--- begin ---

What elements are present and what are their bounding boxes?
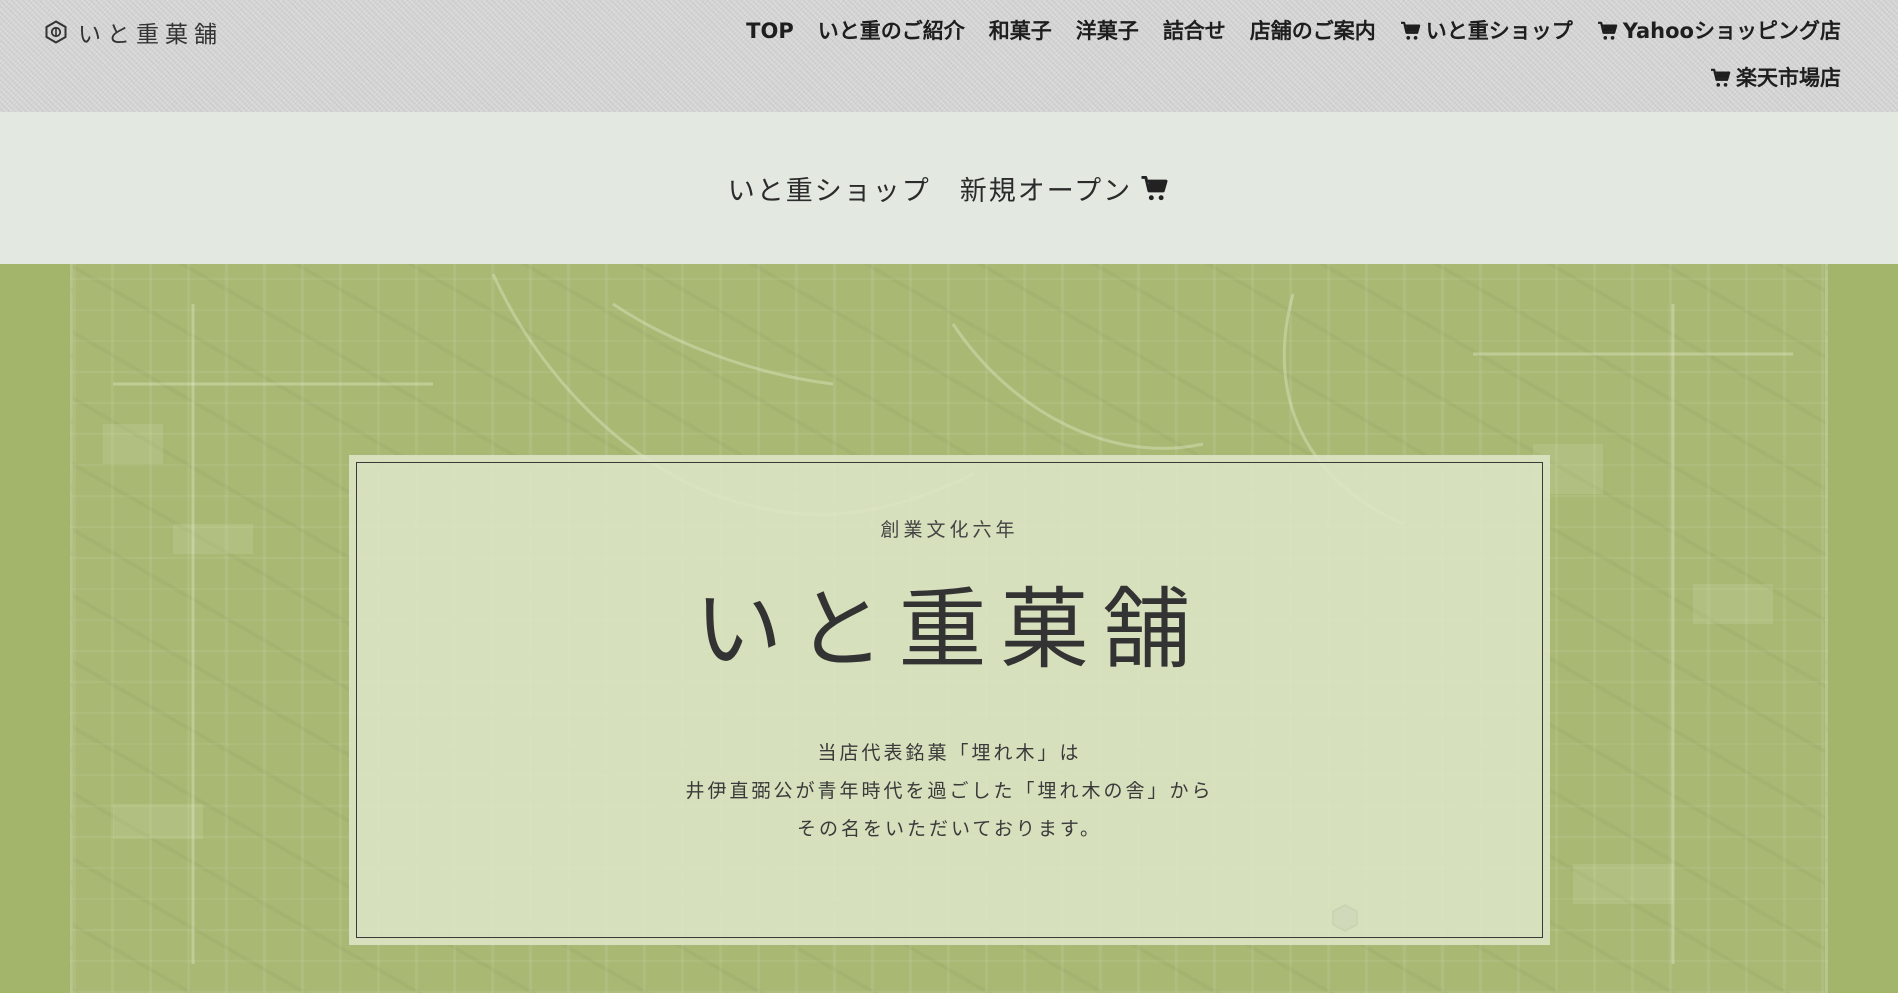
cart-icon bbox=[1140, 175, 1170, 202]
nav-item-label: Yahooショッピング店 bbox=[1622, 19, 1841, 43]
hero-card: 創業文化六年 いと重菓舗 当店代表銘菓「埋れ木」は 井伊直弼公が青年時代を過ごし… bbox=[349, 455, 1550, 945]
nav-item[interactable]: 詰合せ bbox=[1163, 14, 1226, 48]
main-nav: TOP いと重のご紹介 和菓子 洋菓子 詰合せ 店舗のご案内 いと重ショップ Yahooショッ… bbox=[661, 14, 1841, 95]
hexagon-badge-icon bbox=[1332, 904, 1358, 932]
nav-item[interactable]: 楽天市場店 bbox=[1710, 61, 1841, 95]
announcement-banner[interactable]: いと重ショップ 新規オープン bbox=[0, 112, 1898, 264]
nav-item[interactable]: 店舗のご案内 bbox=[1250, 14, 1376, 48]
nav-item-label: 洋菓子 bbox=[1075, 19, 1139, 43]
nav-item-label: TOP bbox=[746, 19, 794, 43]
nav-item[interactable]: いと重ショップ bbox=[1400, 14, 1573, 48]
cart-icon bbox=[1400, 21, 1422, 41]
hexagon-crest-icon bbox=[45, 20, 67, 44]
description-line: 当店代表銘菓「埋れ木」は bbox=[817, 742, 1082, 764]
description-line: 井伊直弼公が青年時代を過ごした「埋れ木の舎」から bbox=[685, 780, 1214, 802]
nav-item[interactable]: 和菓子 bbox=[989, 14, 1052, 48]
hero-description: 当店代表銘菓「埋れ木」は 井伊直弼公が青年時代を過ごした「埋れ木の舎」から その… bbox=[685, 734, 1213, 848]
hero-title: いと重菓舗 bbox=[694, 578, 1205, 681]
nav-item[interactable]: Yahooショッピング店 bbox=[1597, 14, 1841, 48]
hero-section: 創業文化六年 いと重菓舗 当店代表銘菓「埋れ木」は 井伊直弼公が青年時代を過ごし… bbox=[0, 264, 1898, 993]
nav-item[interactable]: いと重のご紹介 bbox=[818, 14, 965, 48]
nav-item-label: 楽天市場店 bbox=[1736, 66, 1841, 90]
site-logo[interactable]: いと重菓舗 bbox=[44, 15, 223, 49]
site-header: いと重菓舗 TOP いと重のご紹介 和菓子 洋菓子 詰合せ 店舗のご案内 いと重ショップ Ya… bbox=[0, 0, 1898, 112]
cart-icon bbox=[1597, 21, 1619, 41]
nav-item-label: 店舗のご案内 bbox=[1249, 19, 1376, 43]
cart-icon bbox=[1710, 68, 1732, 88]
nav-item[interactable]: TOP bbox=[746, 14, 794, 48]
founding-year: 創業文化六年 bbox=[880, 519, 1019, 541]
nav-item[interactable]: 洋菓子 bbox=[1076, 14, 1139, 48]
nav-item-label: いと重のご紹介 bbox=[817, 19, 965, 43]
description-line: その名をいただいております。 bbox=[797, 818, 1102, 840]
hero-card-frame: 創業文化六年 いと重菓舗 当店代表銘菓「埋れ木」は 井伊直弼公が青年時代を過ごし… bbox=[356, 462, 1543, 938]
nav-item-label: 詰合せ bbox=[1162, 19, 1226, 43]
nav-item-label: いと重ショップ bbox=[1425, 19, 1573, 43]
announcement-text: いと重ショップ 新規オープン bbox=[727, 175, 1133, 207]
nav-item-label: 和菓子 bbox=[988, 19, 1052, 43]
site-logo-text: いと重菓舗 bbox=[78, 22, 223, 48]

--- end ---

Copy the material above line for line, without changing anything, but leave out the pictures.

What elements are present and what are their bounding boxes?
cart-icon bbox=[1140, 175, 1170, 202]
nav-item-label: Yahooショッピング店 bbox=[1622, 19, 1841, 43]
hero-card: 創業文化六年 いと重菓舗 当店代表銘菓「埋れ木」は 井伊直弼公が青年時代を過ごし… bbox=[349, 455, 1550, 945]
nav-item[interactable]: 詰合せ bbox=[1163, 14, 1226, 48]
main-nav: TOP いと重のご紹介 和菓子 洋菓子 詰合せ 店舗のご案内 いと重ショップ Yahooショッ… bbox=[661, 14, 1841, 95]
hexagon-badge-icon bbox=[1332, 904, 1358, 932]
nav-item[interactable]: 楽天市場店 bbox=[1710, 61, 1841, 95]
announcement-banner[interactable]: いと重ショップ 新規オープン bbox=[0, 112, 1898, 264]
nav-item[interactable]: 店舗のご案内 bbox=[1250, 14, 1376, 48]
nav-item-label: 洋菓子 bbox=[1075, 19, 1139, 43]
nav-item-label: TOP bbox=[746, 19, 794, 43]
nav-item[interactable]: いと重ショップ bbox=[1400, 14, 1573, 48]
cart-icon bbox=[1400, 21, 1422, 41]
hexagon-crest-icon bbox=[45, 20, 67, 44]
description-line: 当店代表銘菓「埋れ木」は bbox=[817, 742, 1082, 764]
description-line: 井伊直弼公が青年時代を過ごした「埋れ木の舎」から bbox=[685, 780, 1214, 802]
nav-item[interactable]: 和菓子 bbox=[989, 14, 1052, 48]
hero-description: 当店代表銘菓「埋れ木」は 井伊直弼公が青年時代を過ごした「埋れ木の舎」から その… bbox=[685, 734, 1213, 848]
hero-title: いと重菓舗 bbox=[694, 578, 1205, 681]
nav-item[interactable]: Yahooショッピング店 bbox=[1597, 14, 1841, 48]
hero-section: 創業文化六年 いと重菓舗 当店代表銘菓「埋れ木」は 井伊直弼公が青年時代を過ごし… bbox=[0, 264, 1898, 993]
nav-item[interactable]: いと重のご紹介 bbox=[818, 14, 965, 48]
nav-item-label: 楽天市場店 bbox=[1736, 66, 1841, 90]
site-logo[interactable]: いと重菓舗 bbox=[44, 15, 223, 49]
site-header: いと重菓舗 TOP いと重のご紹介 和菓子 洋菓子 詰合せ 店舗のご案内 いと重ショップ Ya… bbox=[0, 0, 1898, 112]
cart-icon bbox=[1597, 21, 1619, 41]
nav-item-label: 店舗のご案内 bbox=[1249, 19, 1376, 43]
cart-icon bbox=[1710, 68, 1732, 88]
nav-item[interactable]: TOP bbox=[746, 14, 794, 48]
founding-year: 創業文化六年 bbox=[880, 519, 1019, 541]
nav-item[interactable]: 洋菓子 bbox=[1076, 14, 1139, 48]
nav-item-label: いと重のご紹介 bbox=[817, 19, 965, 43]
description-line: その名をいただいております。 bbox=[797, 818, 1102, 840]
hero-card-frame: 創業文化六年 いと重菓舗 当店代表銘菓「埋れ木」は 井伊直弼公が青年時代を過ごし… bbox=[356, 462, 1543, 938]
nav-item-label: 詰合せ bbox=[1162, 19, 1226, 43]
nav-item-label: いと重ショップ bbox=[1425, 19, 1573, 43]
announcement-text: いと重ショップ 新規オープン bbox=[727, 175, 1133, 207]
nav-item-label: 和菓子 bbox=[988, 19, 1052, 43]
site-logo-text: いと重菓舗 bbox=[78, 22, 223, 48]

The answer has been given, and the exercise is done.